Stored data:

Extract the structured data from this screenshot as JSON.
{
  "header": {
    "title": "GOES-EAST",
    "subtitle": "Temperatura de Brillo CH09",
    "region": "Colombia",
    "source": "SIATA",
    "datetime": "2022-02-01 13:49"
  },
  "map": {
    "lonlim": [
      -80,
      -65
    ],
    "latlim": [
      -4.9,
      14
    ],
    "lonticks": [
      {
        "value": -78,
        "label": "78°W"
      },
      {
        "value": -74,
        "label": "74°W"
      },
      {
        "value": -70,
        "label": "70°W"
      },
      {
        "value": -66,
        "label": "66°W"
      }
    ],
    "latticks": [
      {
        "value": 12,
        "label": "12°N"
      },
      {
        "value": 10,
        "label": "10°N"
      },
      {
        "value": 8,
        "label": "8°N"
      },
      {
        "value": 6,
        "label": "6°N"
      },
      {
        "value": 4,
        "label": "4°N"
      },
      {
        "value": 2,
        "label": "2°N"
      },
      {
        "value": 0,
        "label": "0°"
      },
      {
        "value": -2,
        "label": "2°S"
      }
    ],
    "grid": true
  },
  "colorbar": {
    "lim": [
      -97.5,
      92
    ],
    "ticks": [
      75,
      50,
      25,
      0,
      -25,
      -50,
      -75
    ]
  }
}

Required task: Your answer should be a single number: the count of lines containing the word "value".

Result: 12